PROMPT: Print the records again, character for character.
---*---
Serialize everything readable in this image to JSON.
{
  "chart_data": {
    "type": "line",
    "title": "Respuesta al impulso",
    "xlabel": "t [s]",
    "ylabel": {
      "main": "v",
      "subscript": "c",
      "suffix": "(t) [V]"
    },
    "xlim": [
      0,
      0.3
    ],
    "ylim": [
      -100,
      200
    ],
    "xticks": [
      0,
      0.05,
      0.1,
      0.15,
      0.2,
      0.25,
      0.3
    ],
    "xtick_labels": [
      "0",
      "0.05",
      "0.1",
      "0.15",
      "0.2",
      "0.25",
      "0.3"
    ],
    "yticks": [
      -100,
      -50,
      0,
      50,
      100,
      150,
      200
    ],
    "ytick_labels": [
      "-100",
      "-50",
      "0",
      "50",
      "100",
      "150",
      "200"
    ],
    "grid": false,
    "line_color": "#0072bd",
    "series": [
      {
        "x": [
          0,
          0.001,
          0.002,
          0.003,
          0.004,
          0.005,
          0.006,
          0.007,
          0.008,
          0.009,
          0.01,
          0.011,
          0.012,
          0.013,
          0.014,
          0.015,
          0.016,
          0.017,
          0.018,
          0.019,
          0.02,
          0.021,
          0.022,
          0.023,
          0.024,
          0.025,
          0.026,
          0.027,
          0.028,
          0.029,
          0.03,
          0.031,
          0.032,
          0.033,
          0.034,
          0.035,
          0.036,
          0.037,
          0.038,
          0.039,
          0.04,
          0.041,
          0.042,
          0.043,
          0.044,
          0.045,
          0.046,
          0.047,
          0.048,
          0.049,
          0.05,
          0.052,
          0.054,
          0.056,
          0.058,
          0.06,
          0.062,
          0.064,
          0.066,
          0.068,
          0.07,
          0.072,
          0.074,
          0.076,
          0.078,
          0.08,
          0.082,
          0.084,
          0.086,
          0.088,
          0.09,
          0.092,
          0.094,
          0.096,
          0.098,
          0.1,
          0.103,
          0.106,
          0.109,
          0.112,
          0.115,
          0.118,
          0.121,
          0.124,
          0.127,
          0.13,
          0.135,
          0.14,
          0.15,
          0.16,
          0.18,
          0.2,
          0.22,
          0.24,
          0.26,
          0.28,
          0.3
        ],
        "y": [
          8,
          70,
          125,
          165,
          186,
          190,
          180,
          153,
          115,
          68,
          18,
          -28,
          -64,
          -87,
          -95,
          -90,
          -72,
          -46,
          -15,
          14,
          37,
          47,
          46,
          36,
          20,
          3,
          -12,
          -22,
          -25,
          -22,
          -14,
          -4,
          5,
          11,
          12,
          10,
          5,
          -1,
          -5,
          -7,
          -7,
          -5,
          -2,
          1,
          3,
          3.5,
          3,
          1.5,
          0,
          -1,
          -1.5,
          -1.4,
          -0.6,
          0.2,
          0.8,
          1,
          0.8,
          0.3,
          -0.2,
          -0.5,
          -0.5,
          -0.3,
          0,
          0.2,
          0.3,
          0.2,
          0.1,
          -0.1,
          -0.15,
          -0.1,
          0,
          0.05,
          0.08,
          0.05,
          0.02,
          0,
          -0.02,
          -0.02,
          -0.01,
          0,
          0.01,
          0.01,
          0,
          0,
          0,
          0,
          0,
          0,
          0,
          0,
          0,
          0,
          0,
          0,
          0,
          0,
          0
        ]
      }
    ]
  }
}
---*---
RESPONSE TO THIS TASK:
Serialize everything readable in this image to JSON.
{
  "chart_data": {
    "type": "line",
    "title": "Respuesta al impulso",
    "xlabel": "t [s]",
    "ylabel": {
      "main": "v",
      "subscript": "c",
      "suffix": "(t) [V]"
    },
    "xlim": [
      0,
      0.3
    ],
    "ylim": [
      -100,
      200
    ],
    "xticks": [
      0,
      0.05,
      0.1,
      0.15,
      0.2,
      0.25,
      0.3
    ],
    "xtick_labels": [
      "0",
      "0.05",
      "0.1",
      "0.15",
      "0.2",
      "0.25",
      "0.3"
    ],
    "yticks": [
      -100,
      -50,
      0,
      50,
      100,
      150,
      200
    ],
    "ytick_labels": [
      "-100",
      "-50",
      "0",
      "50",
      "100",
      "150",
      "200"
    ],
    "grid": false,
    "line_color": "#0072bd",
    "series": [
      {
        "x": [
          0,
          0.001,
          0.002,
          0.003,
          0.004,
          0.005,
          0.006,
          0.007,
          0.008,
          0.009,
          0.01,
          0.011,
          0.012,
          0.013,
          0.014,
          0.015,
          0.016,
          0.017,
          0.018,
          0.019,
          0.02,
          0.021,
          0.022,
          0.023,
          0.024,
          0.025,
          0.026,
          0.027,
          0.028,
          0.029,
          0.03,
          0.031,
          0.032,
          0.033,
          0.034,
          0.035,
          0.036,
          0.037,
          0.038,
          0.039,
          0.04,
          0.041,
          0.042,
          0.043,
          0.044,
          0.045,
          0.046,
          0.047,
          0.048,
          0.049,
          0.05,
          0.052,
          0.054,
          0.056,
          0.058,
          0.06,
          0.062,
          0.064,
          0.066,
          0.068,
          0.07,
          0.072,
          0.074,
          0.076,
          0.078,
          0.08,
          0.082,
          0.084,
          0.086,
          0.088,
          0.09,
          0.092,
          0.094,
          0.096,
          0.098,
          0.1,
          0.103,
          0.106,
          0.109,
          0.112,
          0.115,
          0.118,
          0.121,
          0.124,
          0.127,
          0.13,
          0.135,
          0.14,
          0.15,
          0.16,
          0.18,
          0.2,
          0.22,
          0.24,
          0.26,
          0.28,
          0.3
        ],
        "y": [
          8,
          70,
          125,
          165,
          186,
          190,
          180,
          153,
          115,
          68,
          18,
          -28,
          -64,
          -87,
          -95,
          -90,
          -72,
          -46,
          -15,
          14,
          37,
          47,
          46,
          36,
          20,
          3,
          -12,
          -22,
          -25,
          -22,
          -14,
          -4,
          5,
          11,
          12,
          10,
          5,
          -1,
          -5,
          -7,
          -7,
          -5,
          -2,
          1,
          3,
          3.5,
          3,
          1.5,
          0,
          -1,
          -1.5,
          -1.4,
          -0.6,
          0.2,
          0.8,
          1,
          0.8,
          0.3,
          -0.2,
          -0.5,
          -0.5,
          -0.3,
          0,
          0.2,
          0.3,
          0.2,
          0.1,
          -0.1,
          -0.15,
          -0.1,
          0,
          0.05,
          0.08,
          0.05,
          0.02,
          0,
          -0.02,
          -0.02,
          -0.01,
          0,
          0.01,
          0.01,
          0,
          0,
          0,
          0,
          0,
          0,
          0,
          0,
          0,
          0,
          0,
          0,
          0,
          0,
          0
        ]
      }
    ]
  }
}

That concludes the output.